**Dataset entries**
----------------
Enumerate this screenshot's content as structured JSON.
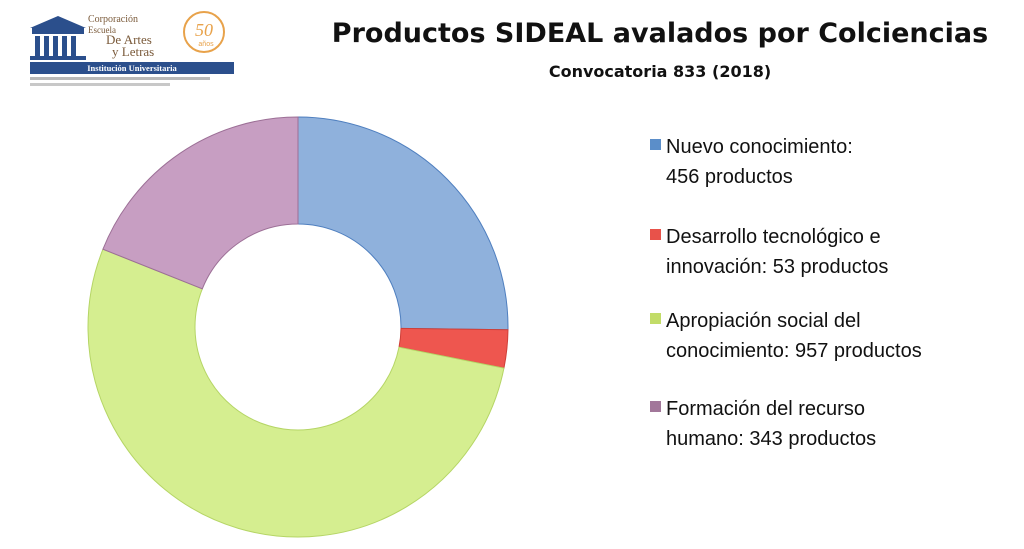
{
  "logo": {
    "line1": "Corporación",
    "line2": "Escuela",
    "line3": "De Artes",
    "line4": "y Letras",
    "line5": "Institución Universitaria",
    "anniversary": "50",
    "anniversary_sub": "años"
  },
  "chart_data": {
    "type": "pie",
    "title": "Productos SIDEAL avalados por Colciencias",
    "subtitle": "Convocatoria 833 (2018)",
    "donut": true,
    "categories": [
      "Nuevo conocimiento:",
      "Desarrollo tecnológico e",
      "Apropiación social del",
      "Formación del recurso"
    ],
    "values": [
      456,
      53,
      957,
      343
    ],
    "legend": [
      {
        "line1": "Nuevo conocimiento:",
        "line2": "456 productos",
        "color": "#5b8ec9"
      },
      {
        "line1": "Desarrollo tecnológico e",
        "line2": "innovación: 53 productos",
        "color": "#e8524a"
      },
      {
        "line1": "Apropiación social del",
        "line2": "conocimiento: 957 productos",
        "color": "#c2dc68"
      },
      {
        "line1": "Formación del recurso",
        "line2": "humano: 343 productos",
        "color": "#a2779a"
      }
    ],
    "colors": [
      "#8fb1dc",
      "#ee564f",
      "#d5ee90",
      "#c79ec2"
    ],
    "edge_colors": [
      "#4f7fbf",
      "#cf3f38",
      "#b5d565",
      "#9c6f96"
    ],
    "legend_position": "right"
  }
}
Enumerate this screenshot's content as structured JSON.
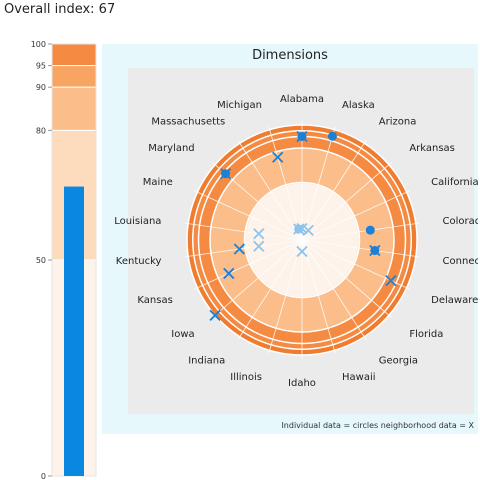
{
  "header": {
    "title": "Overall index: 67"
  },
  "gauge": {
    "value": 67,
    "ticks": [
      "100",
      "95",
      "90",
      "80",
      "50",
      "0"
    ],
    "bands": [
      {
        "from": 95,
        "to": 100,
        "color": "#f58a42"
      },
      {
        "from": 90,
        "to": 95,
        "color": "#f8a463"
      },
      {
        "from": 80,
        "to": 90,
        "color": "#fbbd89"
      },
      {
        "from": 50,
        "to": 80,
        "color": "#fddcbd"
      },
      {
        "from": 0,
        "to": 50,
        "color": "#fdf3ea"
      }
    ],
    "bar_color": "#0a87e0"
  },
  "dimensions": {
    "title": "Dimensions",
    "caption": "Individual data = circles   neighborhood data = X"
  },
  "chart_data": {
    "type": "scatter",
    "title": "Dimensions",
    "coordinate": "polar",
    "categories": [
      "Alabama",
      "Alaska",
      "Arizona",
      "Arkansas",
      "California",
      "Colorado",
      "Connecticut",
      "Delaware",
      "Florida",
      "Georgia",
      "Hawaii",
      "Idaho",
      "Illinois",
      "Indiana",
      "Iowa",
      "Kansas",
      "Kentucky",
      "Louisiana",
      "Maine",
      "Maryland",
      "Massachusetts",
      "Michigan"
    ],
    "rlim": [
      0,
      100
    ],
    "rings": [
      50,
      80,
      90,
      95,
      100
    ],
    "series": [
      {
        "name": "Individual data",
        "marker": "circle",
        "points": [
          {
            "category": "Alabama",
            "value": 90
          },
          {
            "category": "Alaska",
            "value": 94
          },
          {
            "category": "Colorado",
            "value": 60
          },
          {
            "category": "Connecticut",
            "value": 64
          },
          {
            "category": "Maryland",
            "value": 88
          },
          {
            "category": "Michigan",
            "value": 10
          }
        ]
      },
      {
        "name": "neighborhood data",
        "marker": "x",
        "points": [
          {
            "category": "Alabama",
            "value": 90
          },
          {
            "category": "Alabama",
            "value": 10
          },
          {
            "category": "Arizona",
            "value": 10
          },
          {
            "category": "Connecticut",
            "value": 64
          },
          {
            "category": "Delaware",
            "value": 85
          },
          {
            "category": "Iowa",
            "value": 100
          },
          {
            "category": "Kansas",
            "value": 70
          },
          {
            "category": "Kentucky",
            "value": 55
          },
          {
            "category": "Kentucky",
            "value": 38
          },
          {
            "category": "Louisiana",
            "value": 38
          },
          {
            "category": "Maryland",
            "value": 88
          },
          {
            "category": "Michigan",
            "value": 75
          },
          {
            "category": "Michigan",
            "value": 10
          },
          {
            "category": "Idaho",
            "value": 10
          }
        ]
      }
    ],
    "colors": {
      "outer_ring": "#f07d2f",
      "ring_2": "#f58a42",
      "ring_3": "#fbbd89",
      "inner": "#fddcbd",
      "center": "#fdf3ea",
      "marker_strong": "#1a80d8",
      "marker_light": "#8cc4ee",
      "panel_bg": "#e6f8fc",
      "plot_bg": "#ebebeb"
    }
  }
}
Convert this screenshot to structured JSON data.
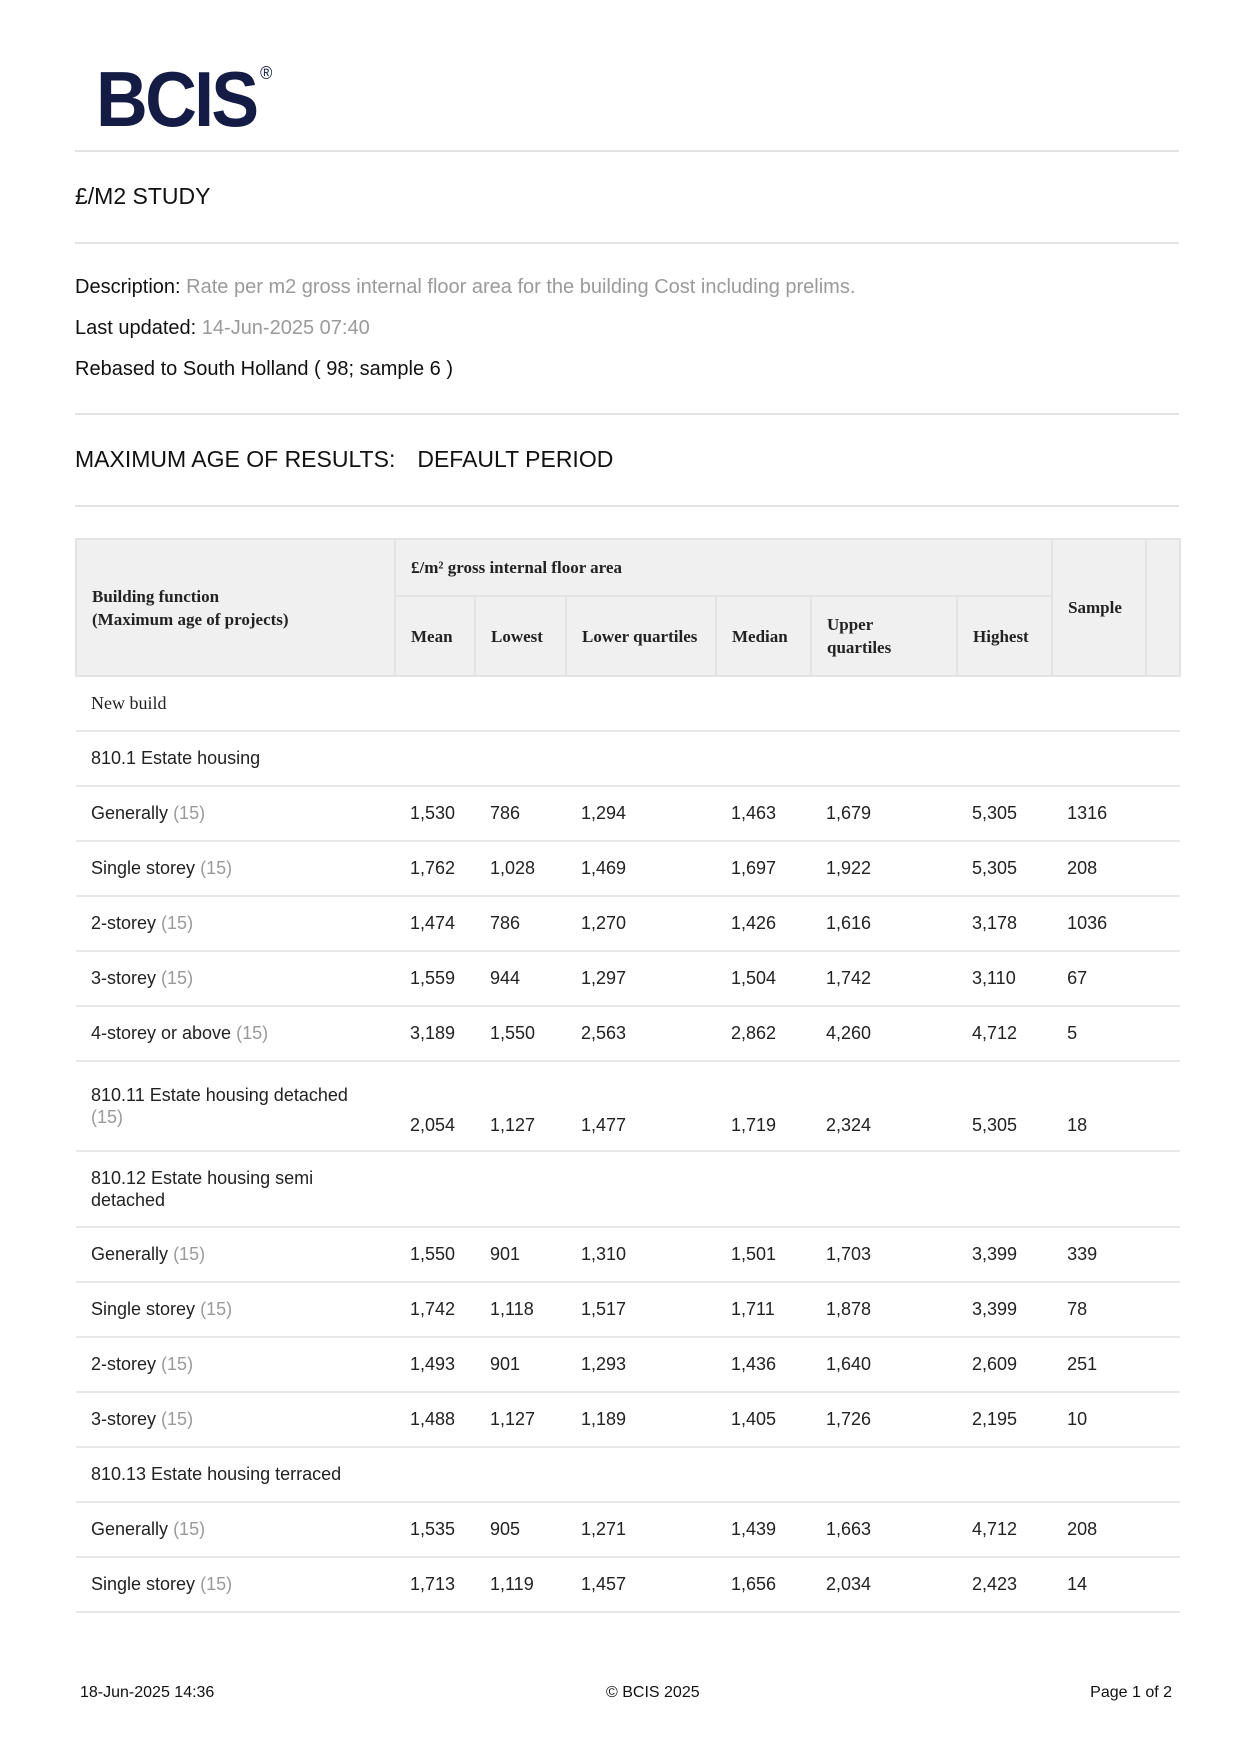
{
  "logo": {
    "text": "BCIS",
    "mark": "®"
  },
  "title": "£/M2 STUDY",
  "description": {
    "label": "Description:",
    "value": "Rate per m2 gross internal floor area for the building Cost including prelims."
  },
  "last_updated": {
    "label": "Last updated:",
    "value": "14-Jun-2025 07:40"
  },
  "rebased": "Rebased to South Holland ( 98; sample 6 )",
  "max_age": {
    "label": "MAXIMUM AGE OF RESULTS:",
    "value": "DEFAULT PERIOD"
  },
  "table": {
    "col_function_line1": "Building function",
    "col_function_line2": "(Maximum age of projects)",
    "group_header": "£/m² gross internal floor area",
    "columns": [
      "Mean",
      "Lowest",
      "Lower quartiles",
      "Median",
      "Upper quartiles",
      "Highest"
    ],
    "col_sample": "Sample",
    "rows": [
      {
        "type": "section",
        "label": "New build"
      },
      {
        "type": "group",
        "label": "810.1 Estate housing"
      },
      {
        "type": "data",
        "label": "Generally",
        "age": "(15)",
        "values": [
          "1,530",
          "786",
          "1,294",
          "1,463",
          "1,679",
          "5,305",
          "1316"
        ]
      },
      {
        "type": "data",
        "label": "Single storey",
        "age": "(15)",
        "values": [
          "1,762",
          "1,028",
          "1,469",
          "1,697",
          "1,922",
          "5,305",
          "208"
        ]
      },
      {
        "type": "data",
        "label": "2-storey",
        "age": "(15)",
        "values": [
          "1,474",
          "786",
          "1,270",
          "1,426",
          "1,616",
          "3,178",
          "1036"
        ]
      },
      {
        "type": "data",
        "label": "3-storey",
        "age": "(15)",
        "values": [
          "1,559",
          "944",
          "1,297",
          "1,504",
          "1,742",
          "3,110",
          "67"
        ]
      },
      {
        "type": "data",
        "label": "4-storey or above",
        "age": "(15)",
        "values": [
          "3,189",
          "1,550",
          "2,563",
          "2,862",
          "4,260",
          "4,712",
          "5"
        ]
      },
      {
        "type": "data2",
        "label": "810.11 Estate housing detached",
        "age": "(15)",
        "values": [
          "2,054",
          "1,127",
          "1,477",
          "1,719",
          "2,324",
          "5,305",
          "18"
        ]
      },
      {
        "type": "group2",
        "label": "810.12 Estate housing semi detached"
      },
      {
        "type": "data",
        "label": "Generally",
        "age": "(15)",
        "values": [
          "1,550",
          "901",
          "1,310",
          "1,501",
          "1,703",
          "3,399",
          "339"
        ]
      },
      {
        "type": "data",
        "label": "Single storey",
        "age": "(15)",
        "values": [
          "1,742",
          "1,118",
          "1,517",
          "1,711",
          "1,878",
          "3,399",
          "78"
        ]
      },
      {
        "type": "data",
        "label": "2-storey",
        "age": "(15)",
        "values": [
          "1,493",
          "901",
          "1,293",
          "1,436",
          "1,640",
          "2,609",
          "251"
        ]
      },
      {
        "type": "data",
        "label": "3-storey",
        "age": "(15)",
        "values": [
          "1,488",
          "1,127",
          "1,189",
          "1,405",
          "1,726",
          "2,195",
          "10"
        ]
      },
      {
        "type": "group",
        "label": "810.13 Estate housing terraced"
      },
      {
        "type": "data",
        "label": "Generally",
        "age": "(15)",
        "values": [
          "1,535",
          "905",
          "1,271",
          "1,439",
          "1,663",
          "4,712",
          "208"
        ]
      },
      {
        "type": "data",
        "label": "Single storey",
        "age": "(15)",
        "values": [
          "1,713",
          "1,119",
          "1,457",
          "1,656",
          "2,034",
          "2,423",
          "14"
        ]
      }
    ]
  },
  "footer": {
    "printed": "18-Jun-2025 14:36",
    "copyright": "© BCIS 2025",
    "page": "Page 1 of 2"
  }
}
----------------
**PROBLEM REQUIREMENTS**
List each line holding the string "area".

**SOLUTION FOR THIS TASK**
    "value": "Rate per m2 gross internal floor area for the building Cost including prelims."
    "group_header": "£/m² gross internal floor area",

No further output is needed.